Dataset items
[START]

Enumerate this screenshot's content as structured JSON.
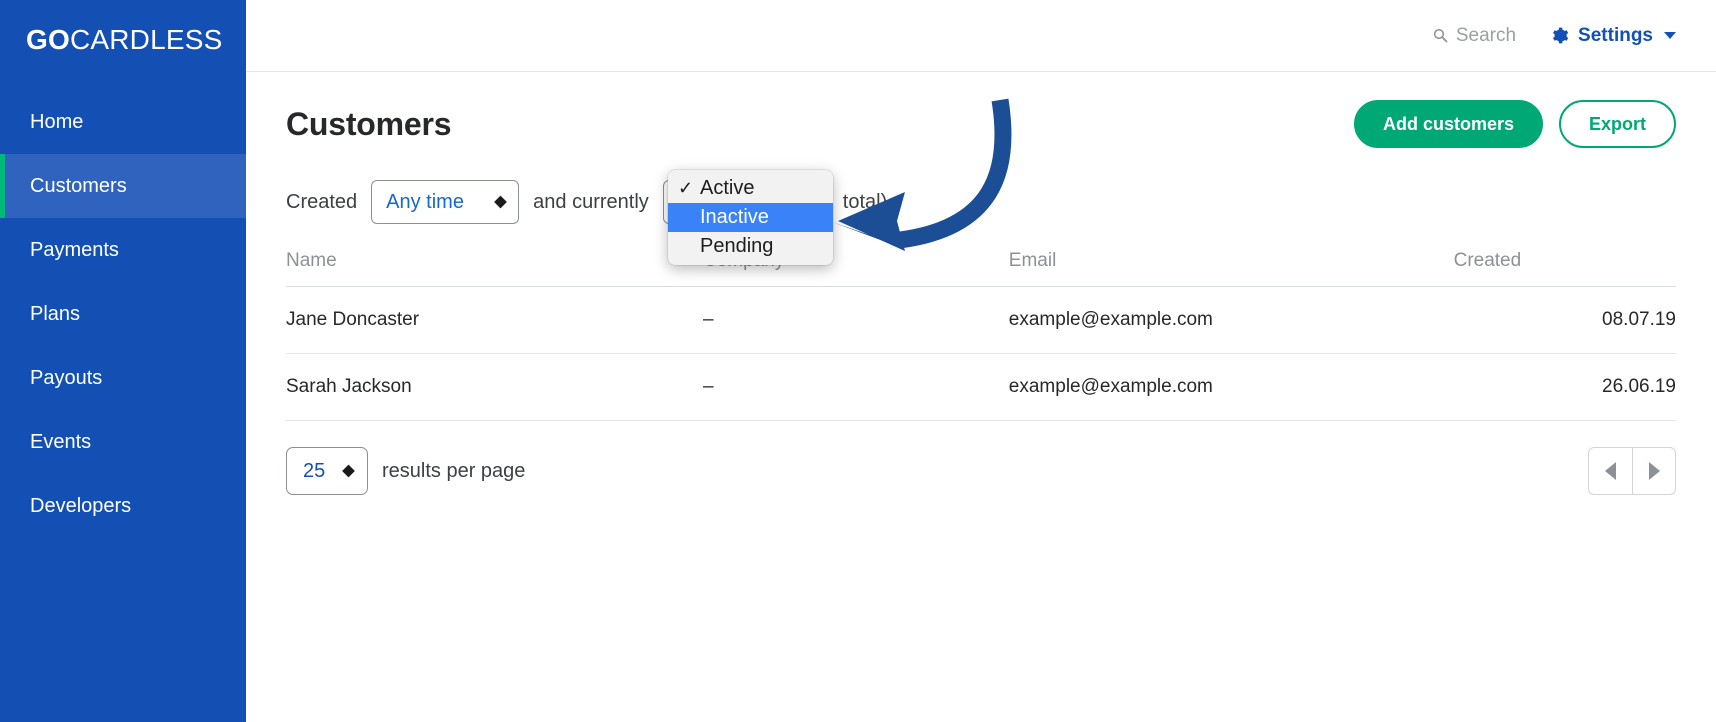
{
  "brand": {
    "bold": "GO",
    "light": "CARDLESS"
  },
  "sidebar": {
    "items": [
      {
        "label": "Home",
        "active": false
      },
      {
        "label": "Customers",
        "active": true
      },
      {
        "label": "Payments",
        "active": false
      },
      {
        "label": "Plans",
        "active": false
      },
      {
        "label": "Payouts",
        "active": false
      },
      {
        "label": "Events",
        "active": false
      },
      {
        "label": "Developers",
        "active": false
      }
    ]
  },
  "topbar": {
    "search_placeholder": "Search",
    "settings_label": "Settings",
    "search_icon": "search-icon",
    "gear_icon": "gear-icon",
    "caret_icon": "chevron-down-icon"
  },
  "page": {
    "title": "Customers",
    "add_label": "Add customers",
    "export_label": "Export"
  },
  "filter": {
    "prefix": "Created",
    "time_value": "Any time",
    "middle": "and currently",
    "status_value": "Inactive",
    "suffix": "total)"
  },
  "dropdown": {
    "open": true,
    "options": [
      {
        "label": "Active",
        "checked": true,
        "highlighted": false
      },
      {
        "label": "Inactive",
        "checked": false,
        "highlighted": true
      },
      {
        "label": "Pending",
        "checked": false,
        "highlighted": false
      }
    ],
    "check_glyph": "✓",
    "highlight_color": "#3a82f7"
  },
  "table": {
    "columns": [
      "Name",
      "Company",
      "Email",
      "Created"
    ],
    "rows": [
      {
        "name": "Jane Doncaster",
        "company": "–",
        "email": "example@example.com",
        "created": "08.07.19"
      },
      {
        "name": "Sarah Jackson",
        "company": "–",
        "email": "example@example.com",
        "created": "26.06.19"
      }
    ]
  },
  "pager": {
    "per_page_value": "25",
    "per_page_label": "results per page",
    "prev_icon": "triangle-left-icon",
    "next_icon": "triangle-right-icon"
  },
  "annotation": {
    "arrow_color": "#1c4e96",
    "arrow_icon": "curved-arrow-annotation"
  },
  "colors": {
    "sidebar": "#1450b4",
    "sidebar_active": "#2f63be",
    "accent_green": "#00a876",
    "active_marker": "#00b87c",
    "link_blue": "#1469cf"
  }
}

[END]

To be done: Search the preceding listing for the word "Inactive" and pull out every line that holds it.

Response:
    "status_value": "Inactive",
        "label": "Inactive",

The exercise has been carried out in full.